Look for "JSON" in the listing below. Gather each line that contains it.

Data:

■ ■ ■ ■

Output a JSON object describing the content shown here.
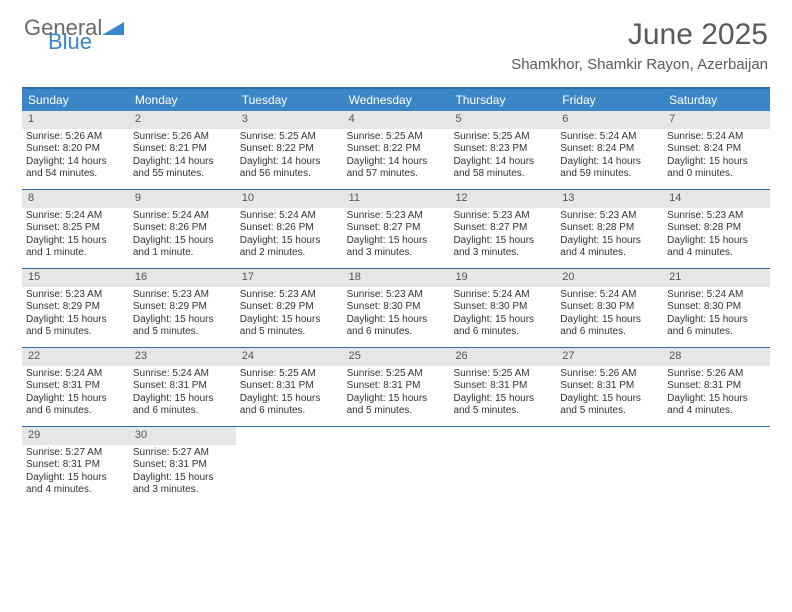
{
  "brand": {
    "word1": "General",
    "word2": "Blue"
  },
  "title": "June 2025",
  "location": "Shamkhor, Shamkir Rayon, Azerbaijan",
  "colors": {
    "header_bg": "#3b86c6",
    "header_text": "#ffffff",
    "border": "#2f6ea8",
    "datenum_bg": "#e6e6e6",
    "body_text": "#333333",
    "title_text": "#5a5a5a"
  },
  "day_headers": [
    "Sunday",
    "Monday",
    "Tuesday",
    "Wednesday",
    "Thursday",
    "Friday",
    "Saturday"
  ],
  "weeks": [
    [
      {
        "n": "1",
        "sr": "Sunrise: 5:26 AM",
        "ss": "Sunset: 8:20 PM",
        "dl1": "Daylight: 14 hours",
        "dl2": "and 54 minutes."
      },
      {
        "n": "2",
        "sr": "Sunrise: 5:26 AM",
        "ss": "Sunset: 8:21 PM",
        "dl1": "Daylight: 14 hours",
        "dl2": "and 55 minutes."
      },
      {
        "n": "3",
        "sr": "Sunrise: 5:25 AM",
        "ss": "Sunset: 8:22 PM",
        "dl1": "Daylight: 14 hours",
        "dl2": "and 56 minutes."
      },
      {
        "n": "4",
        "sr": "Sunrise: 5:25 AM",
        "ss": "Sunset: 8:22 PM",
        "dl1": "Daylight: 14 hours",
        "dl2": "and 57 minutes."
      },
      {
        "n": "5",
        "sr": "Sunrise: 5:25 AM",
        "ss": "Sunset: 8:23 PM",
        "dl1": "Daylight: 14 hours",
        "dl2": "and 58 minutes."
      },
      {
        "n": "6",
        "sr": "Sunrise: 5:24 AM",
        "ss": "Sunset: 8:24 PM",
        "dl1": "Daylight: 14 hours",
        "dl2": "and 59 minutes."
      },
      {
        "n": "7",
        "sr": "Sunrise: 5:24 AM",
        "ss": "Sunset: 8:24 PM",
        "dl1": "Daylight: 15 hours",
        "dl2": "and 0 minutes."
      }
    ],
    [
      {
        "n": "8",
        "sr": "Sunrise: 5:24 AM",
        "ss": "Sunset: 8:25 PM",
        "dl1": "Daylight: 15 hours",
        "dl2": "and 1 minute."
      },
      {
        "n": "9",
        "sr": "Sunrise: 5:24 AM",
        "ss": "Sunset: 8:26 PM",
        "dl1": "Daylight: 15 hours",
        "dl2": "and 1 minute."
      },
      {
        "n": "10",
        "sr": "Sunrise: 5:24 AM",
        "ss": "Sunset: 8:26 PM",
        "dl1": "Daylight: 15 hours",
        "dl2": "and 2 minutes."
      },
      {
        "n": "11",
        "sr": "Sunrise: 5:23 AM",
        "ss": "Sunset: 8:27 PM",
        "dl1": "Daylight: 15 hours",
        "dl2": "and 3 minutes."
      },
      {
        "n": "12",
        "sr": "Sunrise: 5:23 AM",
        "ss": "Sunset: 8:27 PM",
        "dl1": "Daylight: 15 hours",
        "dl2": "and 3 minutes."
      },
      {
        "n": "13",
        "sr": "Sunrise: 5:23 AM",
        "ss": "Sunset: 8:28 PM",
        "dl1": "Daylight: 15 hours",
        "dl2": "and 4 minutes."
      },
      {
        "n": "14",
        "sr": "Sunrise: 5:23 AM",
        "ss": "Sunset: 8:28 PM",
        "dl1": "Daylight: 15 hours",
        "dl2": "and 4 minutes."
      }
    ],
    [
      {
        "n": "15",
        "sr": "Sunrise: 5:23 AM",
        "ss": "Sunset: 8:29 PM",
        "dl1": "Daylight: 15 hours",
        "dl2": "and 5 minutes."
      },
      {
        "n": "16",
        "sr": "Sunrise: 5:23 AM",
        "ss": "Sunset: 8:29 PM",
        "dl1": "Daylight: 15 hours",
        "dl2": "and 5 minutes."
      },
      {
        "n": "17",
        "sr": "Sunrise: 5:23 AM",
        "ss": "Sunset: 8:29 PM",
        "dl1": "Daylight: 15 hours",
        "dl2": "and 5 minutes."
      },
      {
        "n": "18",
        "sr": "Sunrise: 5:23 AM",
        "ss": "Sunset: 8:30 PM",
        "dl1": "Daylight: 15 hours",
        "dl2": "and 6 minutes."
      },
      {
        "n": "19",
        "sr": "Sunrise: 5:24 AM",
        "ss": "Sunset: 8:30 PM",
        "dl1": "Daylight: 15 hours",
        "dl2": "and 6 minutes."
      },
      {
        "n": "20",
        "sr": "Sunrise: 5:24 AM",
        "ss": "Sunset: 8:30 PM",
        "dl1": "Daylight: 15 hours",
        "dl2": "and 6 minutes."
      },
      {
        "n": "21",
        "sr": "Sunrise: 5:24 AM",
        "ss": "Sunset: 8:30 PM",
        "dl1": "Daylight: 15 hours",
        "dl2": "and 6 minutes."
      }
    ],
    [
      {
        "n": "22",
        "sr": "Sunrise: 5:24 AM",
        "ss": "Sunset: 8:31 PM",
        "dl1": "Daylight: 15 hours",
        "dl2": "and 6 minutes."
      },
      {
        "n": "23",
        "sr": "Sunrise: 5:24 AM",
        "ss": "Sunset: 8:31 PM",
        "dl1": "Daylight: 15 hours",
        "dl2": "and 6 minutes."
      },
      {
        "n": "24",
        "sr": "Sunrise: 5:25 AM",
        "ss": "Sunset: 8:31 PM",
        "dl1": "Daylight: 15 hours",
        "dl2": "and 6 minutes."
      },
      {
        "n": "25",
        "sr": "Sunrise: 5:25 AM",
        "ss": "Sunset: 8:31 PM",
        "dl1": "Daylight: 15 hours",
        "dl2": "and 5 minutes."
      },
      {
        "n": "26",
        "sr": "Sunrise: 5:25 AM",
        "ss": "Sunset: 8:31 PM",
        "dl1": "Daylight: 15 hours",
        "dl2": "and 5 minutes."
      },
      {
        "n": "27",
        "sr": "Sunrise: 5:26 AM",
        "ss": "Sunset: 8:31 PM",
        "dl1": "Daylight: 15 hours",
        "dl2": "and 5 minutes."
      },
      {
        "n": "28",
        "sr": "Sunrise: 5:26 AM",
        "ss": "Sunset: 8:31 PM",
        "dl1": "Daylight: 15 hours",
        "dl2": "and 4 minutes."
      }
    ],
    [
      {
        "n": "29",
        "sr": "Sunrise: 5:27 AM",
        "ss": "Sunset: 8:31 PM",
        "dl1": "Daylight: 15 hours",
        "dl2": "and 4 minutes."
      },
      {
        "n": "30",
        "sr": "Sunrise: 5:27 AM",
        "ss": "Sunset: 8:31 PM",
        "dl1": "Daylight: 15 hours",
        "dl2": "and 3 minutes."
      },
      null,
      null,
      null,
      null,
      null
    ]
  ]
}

■ ■ ■ ■

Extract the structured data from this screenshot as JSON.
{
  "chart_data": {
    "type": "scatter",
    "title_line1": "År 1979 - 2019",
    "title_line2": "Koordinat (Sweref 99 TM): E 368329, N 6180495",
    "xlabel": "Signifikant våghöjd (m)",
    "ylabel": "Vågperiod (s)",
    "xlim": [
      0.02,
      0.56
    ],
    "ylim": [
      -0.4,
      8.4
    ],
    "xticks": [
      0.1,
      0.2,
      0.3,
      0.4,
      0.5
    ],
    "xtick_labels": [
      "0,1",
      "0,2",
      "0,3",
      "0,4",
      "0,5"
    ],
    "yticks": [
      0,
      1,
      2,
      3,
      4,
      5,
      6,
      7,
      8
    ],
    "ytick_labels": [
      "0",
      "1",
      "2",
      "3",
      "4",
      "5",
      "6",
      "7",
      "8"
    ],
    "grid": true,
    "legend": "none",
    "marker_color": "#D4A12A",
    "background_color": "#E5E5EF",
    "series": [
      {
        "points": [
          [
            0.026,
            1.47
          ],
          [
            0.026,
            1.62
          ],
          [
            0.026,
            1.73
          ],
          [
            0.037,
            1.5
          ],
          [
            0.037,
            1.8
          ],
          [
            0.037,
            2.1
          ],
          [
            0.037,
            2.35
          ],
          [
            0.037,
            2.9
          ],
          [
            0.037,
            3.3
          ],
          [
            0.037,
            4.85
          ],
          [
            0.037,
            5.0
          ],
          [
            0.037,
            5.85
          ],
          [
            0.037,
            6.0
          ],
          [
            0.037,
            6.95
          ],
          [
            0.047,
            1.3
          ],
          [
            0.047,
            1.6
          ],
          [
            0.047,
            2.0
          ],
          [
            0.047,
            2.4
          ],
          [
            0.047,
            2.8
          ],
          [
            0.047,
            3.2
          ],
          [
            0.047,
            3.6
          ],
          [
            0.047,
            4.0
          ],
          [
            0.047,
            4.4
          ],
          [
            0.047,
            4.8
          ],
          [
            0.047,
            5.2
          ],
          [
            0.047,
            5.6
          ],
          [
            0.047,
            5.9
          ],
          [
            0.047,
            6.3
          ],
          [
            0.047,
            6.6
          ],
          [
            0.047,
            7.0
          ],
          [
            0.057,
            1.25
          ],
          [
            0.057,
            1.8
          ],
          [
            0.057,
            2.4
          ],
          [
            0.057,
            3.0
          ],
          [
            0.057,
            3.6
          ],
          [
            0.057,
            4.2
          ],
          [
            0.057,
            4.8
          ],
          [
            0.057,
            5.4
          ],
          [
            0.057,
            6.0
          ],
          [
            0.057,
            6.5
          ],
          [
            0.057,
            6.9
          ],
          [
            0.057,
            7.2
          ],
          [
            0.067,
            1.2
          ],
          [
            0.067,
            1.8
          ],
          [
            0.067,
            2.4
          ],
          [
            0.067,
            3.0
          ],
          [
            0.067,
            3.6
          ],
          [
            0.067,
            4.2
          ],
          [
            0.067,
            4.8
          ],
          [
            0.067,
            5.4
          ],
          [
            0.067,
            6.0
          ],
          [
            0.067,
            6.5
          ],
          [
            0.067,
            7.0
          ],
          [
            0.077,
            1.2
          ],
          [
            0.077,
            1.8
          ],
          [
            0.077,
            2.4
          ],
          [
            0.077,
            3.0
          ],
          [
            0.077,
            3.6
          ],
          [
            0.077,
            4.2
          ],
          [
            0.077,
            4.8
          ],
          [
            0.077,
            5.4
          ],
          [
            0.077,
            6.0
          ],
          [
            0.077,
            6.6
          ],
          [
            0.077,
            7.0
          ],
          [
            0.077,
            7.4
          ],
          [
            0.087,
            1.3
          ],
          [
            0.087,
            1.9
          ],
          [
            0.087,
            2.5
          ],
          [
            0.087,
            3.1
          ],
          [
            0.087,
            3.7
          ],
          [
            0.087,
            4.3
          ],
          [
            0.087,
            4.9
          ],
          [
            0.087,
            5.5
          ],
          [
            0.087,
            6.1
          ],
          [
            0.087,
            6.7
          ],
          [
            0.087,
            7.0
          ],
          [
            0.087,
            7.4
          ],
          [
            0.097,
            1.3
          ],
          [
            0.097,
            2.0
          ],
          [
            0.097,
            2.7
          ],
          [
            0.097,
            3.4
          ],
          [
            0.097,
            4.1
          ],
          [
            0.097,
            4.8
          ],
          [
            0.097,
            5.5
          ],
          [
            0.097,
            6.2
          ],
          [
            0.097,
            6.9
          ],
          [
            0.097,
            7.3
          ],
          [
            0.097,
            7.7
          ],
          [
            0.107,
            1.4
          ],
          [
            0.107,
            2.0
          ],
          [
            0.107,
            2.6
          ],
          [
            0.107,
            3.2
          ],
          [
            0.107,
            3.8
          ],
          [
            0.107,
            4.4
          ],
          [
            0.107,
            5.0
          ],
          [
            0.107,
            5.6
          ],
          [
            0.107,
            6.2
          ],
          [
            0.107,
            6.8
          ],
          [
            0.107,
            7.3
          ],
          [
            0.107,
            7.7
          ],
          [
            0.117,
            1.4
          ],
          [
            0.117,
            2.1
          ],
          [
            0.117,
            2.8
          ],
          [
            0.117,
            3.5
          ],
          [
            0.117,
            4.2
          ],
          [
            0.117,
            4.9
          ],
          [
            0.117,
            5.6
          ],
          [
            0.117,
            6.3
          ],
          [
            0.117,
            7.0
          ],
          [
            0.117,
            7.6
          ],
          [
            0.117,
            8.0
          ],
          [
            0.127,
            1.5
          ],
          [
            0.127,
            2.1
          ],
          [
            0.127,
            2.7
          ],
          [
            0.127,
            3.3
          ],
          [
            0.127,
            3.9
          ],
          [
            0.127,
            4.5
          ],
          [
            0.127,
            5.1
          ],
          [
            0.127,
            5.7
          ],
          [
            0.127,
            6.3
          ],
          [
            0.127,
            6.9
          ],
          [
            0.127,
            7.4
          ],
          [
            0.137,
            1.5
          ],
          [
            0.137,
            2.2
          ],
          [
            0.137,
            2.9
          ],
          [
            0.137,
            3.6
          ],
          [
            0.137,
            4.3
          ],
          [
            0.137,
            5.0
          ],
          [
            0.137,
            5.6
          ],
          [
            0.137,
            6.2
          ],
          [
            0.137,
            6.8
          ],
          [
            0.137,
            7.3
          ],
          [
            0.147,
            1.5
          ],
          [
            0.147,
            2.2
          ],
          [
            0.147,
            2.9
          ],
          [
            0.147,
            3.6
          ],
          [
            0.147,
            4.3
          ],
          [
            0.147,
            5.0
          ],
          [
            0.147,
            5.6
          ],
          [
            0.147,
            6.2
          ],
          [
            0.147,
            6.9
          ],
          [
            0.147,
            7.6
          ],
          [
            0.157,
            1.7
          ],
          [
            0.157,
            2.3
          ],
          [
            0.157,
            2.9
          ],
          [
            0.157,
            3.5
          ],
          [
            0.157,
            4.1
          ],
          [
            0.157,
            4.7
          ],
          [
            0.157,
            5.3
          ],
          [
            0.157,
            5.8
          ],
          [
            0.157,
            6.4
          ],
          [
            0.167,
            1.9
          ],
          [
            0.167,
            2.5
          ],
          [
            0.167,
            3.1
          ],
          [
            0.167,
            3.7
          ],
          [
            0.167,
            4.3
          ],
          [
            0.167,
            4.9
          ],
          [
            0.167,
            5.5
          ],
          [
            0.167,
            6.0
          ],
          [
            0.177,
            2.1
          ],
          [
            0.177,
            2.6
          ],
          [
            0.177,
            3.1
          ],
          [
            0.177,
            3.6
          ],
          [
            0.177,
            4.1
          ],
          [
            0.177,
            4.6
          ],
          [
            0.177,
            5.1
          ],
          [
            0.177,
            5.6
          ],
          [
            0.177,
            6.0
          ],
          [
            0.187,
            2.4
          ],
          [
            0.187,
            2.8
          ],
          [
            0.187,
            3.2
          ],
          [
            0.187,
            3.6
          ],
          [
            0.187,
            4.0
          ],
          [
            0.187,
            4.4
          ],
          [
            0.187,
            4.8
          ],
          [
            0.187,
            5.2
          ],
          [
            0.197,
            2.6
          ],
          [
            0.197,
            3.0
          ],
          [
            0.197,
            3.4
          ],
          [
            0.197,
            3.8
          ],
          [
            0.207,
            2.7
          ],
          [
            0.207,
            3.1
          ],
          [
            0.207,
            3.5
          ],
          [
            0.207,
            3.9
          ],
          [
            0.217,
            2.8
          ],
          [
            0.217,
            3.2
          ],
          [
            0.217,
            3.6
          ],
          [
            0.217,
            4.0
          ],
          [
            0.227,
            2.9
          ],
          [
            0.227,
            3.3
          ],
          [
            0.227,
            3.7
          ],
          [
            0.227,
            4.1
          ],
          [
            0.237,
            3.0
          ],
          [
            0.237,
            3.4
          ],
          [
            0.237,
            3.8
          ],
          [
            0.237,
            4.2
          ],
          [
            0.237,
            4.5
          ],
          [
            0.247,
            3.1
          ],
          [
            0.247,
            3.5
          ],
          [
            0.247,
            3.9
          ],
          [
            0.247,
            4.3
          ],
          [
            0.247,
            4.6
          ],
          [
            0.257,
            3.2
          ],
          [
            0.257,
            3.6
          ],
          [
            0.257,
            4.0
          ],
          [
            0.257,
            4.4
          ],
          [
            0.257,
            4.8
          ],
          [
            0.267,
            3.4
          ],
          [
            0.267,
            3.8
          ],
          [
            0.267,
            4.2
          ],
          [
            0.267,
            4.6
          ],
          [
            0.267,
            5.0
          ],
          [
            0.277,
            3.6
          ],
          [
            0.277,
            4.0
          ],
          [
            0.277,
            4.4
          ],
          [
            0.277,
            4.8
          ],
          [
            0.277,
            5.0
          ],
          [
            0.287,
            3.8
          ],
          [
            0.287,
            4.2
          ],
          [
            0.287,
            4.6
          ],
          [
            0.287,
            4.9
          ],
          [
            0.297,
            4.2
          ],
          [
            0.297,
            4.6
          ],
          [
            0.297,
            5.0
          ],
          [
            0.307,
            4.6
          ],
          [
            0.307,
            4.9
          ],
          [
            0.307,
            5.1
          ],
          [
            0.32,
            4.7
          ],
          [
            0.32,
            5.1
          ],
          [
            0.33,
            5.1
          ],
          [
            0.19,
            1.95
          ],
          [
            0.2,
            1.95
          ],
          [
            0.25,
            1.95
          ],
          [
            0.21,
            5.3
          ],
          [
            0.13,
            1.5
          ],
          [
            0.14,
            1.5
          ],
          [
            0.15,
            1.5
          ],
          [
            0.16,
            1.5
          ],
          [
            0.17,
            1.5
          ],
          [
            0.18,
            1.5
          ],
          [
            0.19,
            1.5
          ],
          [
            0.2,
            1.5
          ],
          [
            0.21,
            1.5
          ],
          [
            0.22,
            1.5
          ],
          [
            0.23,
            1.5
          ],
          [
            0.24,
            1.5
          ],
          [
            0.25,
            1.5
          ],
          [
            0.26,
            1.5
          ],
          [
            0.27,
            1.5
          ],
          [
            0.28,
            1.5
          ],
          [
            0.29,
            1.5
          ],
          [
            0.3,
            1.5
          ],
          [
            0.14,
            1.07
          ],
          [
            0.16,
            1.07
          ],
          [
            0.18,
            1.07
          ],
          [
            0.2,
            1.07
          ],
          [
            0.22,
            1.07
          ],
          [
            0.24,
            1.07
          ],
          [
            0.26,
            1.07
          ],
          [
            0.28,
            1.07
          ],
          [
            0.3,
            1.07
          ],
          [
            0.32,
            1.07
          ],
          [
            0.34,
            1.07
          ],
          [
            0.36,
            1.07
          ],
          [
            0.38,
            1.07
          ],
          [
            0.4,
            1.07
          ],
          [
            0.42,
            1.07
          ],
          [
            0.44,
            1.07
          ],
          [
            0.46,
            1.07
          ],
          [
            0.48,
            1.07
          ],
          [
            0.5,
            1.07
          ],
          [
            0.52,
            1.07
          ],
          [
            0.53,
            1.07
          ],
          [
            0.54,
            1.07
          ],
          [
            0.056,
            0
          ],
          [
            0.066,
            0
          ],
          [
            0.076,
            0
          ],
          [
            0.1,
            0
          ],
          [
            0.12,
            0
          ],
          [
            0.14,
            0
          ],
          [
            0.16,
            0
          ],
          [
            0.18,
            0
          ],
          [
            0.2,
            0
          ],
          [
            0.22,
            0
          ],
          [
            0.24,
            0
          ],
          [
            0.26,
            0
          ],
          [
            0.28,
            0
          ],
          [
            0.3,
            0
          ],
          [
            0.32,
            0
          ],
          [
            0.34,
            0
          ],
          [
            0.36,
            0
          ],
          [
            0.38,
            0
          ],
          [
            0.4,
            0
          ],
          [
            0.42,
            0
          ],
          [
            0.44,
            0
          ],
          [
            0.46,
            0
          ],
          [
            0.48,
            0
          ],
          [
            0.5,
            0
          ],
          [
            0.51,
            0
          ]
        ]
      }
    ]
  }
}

■ ■ ■ ■

Worked answer:
Output a JSON object describing the content shown here.
Extract the structured data from this screenshot as JSON.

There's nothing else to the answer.